Set problem: Select the lines that hold the word "nhat" and copy each one.

○ ○ ○ ○

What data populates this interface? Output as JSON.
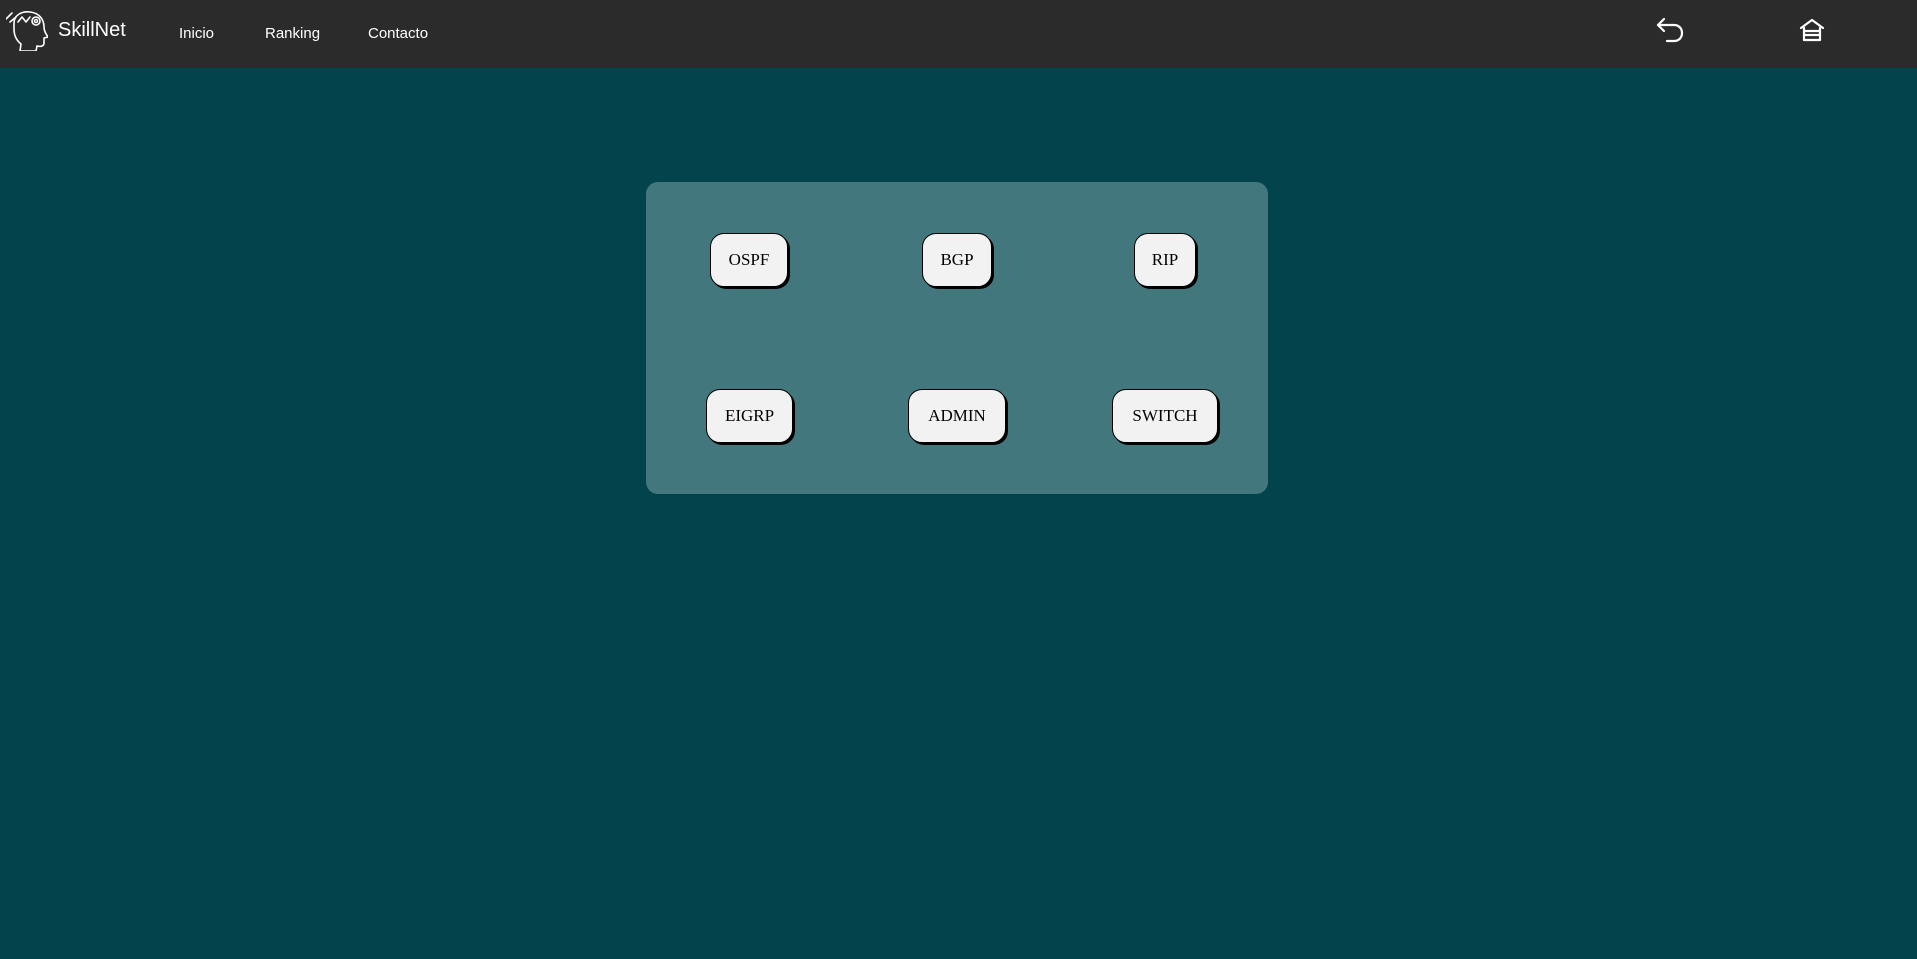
{
  "navbar": {
    "brand_name": "SkillNet",
    "logo_icon": "head-with-gears-icon",
    "links": [
      {
        "label": "Inicio"
      },
      {
        "label": "Ranking"
      },
      {
        "label": "Contacto"
      }
    ],
    "back_icon": "return-arrow-icon",
    "home_icon": "home-icon"
  },
  "topics": [
    {
      "label": "OSPF"
    },
    {
      "label": "BGP"
    },
    {
      "label": "RIP"
    },
    {
      "label": "EIGRP"
    },
    {
      "label": "ADMIN"
    },
    {
      "label": "SWITCH"
    }
  ],
  "colors": {
    "page_background": "#02434c",
    "navbar_background": "#2b2b2b",
    "panel_background": "#41777d",
    "button_background": "#f2f2f2"
  }
}
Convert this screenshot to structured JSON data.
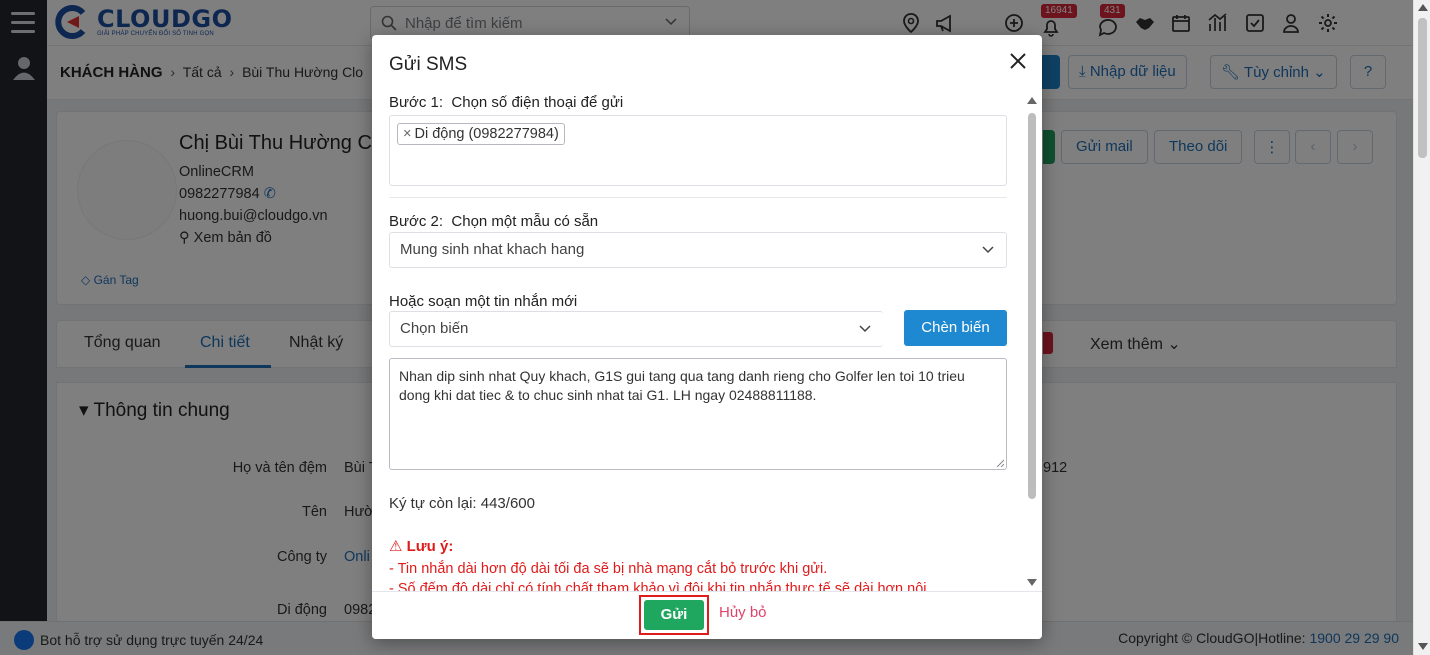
{
  "app": {
    "logo_text": "CLOUDGO",
    "logo_sub": "GIẢI PHÁP CHUYỂN ĐỔI SỐ TINH GỌN",
    "search_placeholder": "Nhập để tìm kiếm",
    "badge_notifications": "16941",
    "badge_messages": "431"
  },
  "breadcrumb": {
    "module": "KHÁCH HÀNG",
    "all": "Tất cả",
    "current": "Bùi Thu Hường Clo"
  },
  "header_buttons": {
    "import": "Nhập dữ liệu",
    "customize": "Tùy chỉnh"
  },
  "profile": {
    "name": "Chị Bùi Thu Hường C",
    "company": "OnlineCRM",
    "phone": "0982277984",
    "email": "huong.bui@cloudgo.vn",
    "map": "Xem bản đồ",
    "tag": "Gán Tag",
    "send_mail": "Gửi mail",
    "follow": "Theo dõi"
  },
  "tabs": {
    "overview": "Tổng quan",
    "detail": "Chi tiết",
    "log": "Nhật ký",
    "more": "Xem thêm"
  },
  "general": {
    "title": "Thông tin chung",
    "rows": [
      {
        "label": "Họ và tên đệm",
        "value": "Bùi T"
      },
      {
        "label": "Tên",
        "value": "Hườ"
      },
      {
        "label": "Công ty",
        "value": "Onli"
      },
      {
        "label": "Di động",
        "value": "0982"
      }
    ],
    "right_value": "912"
  },
  "footer": {
    "bot": "Bot hỗ trợ sử dụng trực tuyến 24/24",
    "copyright": "Copyright © CloudGO|Hotline: ",
    "hotline": "1900 29 29 90"
  },
  "modal": {
    "title": "Gửi SMS",
    "step1_label": "Bước 1:",
    "step1_text": "Chọn số điện thoại để gửi",
    "phone_chip": "Di động (0982277984)",
    "step2_label": "Bước 2:",
    "step2_text": "Chọn một mẫu có sẵn",
    "template_selected": "Mung sinh nhat khach hang",
    "compose_label": "Hoặc soạn một tin nhắn mới",
    "variable_placeholder": "Chọn biến",
    "insert_variable": "Chèn biến",
    "message": "Nhan dip sinh nhat Quy khach, G1S gui tang qua tang danh rieng cho Golfer len toi 10 trieu dong khi dat tiec & to chuc sinh nhat tai G1. LH ngay 02488811188.",
    "remaining": "Ký tự còn lại: 443/600",
    "note_title": "Lưu ý:",
    "note_1": "- Tin nhắn dài hơn độ dài tối đa sẽ bị nhà mạng cắt bỏ trước khi gửi.",
    "note_2": "- Số đếm độ dài chỉ có tính chất tham khảo vì đôi khi tin nhắn thực tế sẽ dài hơn nội",
    "send": "Gửi",
    "cancel": "Hủy bỏ"
  }
}
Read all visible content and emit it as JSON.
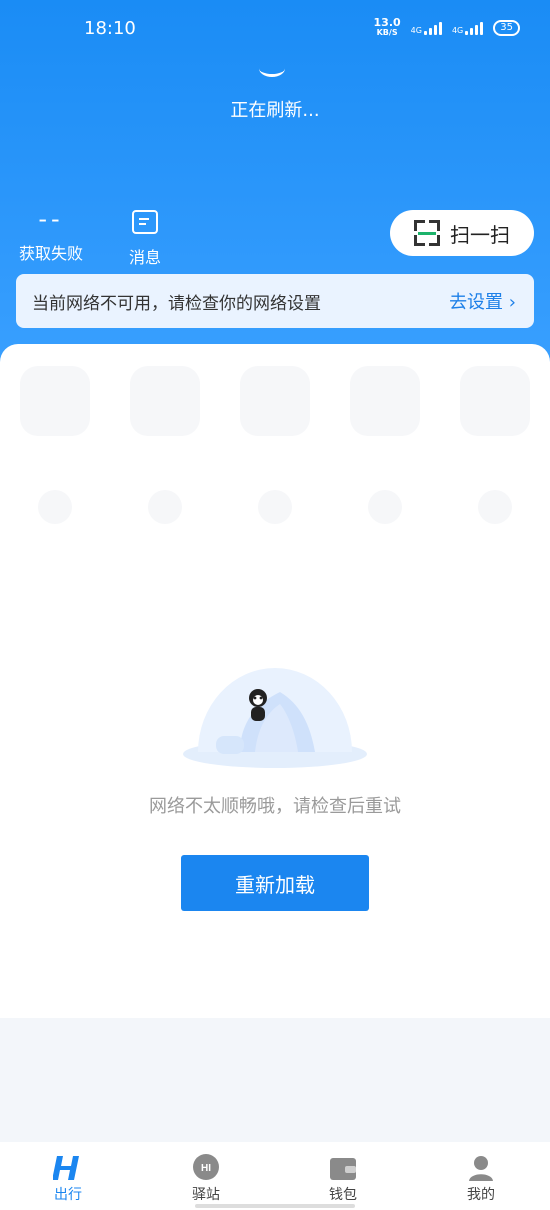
{
  "status_bar": {
    "time": "18:10",
    "speed_value": "13.0",
    "speed_unit": "KB/S",
    "network1": "4G",
    "network2": "4G",
    "battery": "35"
  },
  "header": {
    "refresh_text": "正在刷新...",
    "balance_value": "--",
    "balance_label": "获取失败",
    "messages_label": "消息",
    "scan_label": "扫一扫"
  },
  "notice": {
    "text": "当前网络不可用，请检查你的网络设置",
    "action": "去设置"
  },
  "main": {
    "error_text": "网络不太顺畅哦，请检查后重试",
    "reload_label": "重新加载"
  },
  "tabbar": {
    "tabs": [
      {
        "label": "出行"
      },
      {
        "label": "驿站"
      },
      {
        "label": "钱包"
      },
      {
        "label": "我的"
      }
    ]
  },
  "colors": {
    "brand": "#1b86f0",
    "hero_top": "#1a8cf5",
    "scan_line": "#1db36b"
  }
}
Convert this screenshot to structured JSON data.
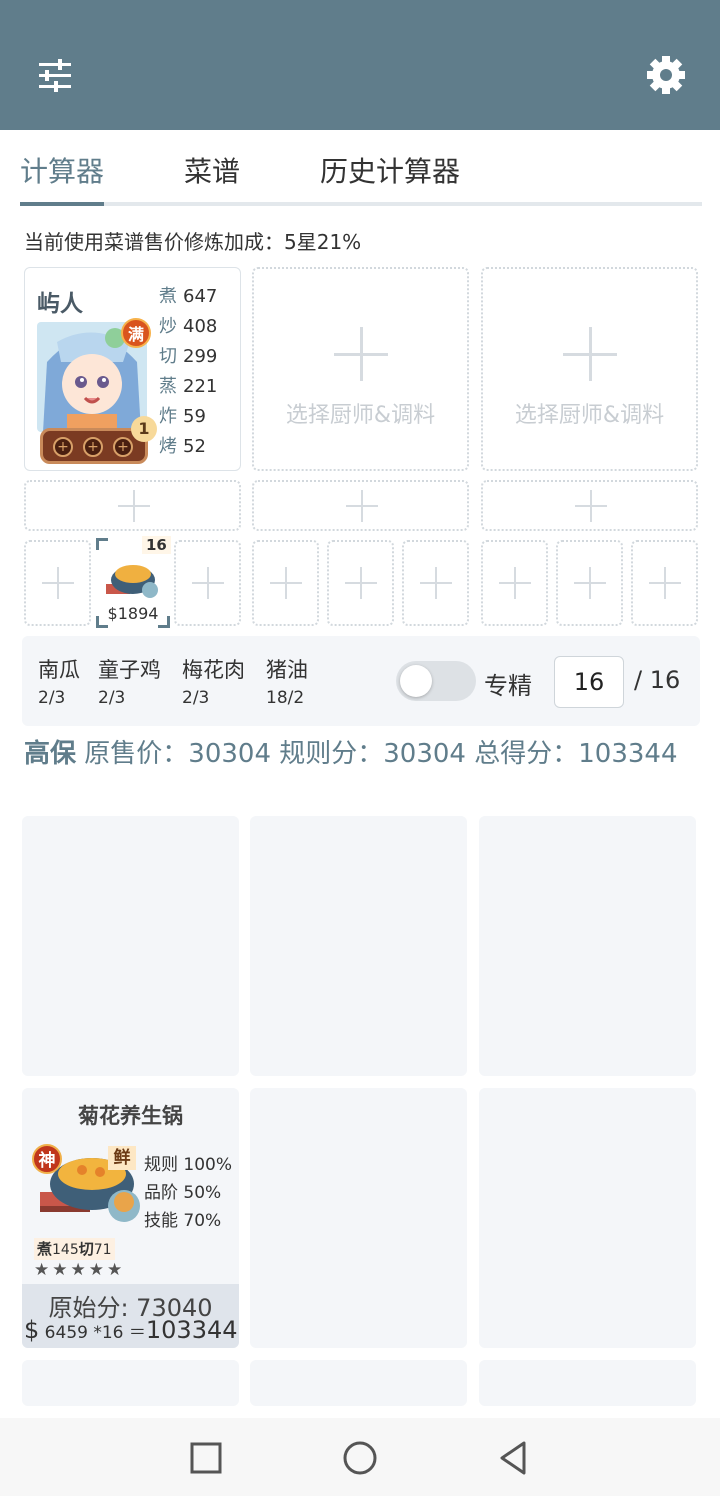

○ ○ ○ ○

Response to this task:
    "template_selected": "Mung sinh nhat khach hang",
    "message": "Nhan dip sinh nhat Quy khach, G1S gui tang qua tang danh rieng cho Golfer len toi 10 trieu dong khi dat tiec & to chuc sinh nhat tai G1. LH ngay 02488811188.",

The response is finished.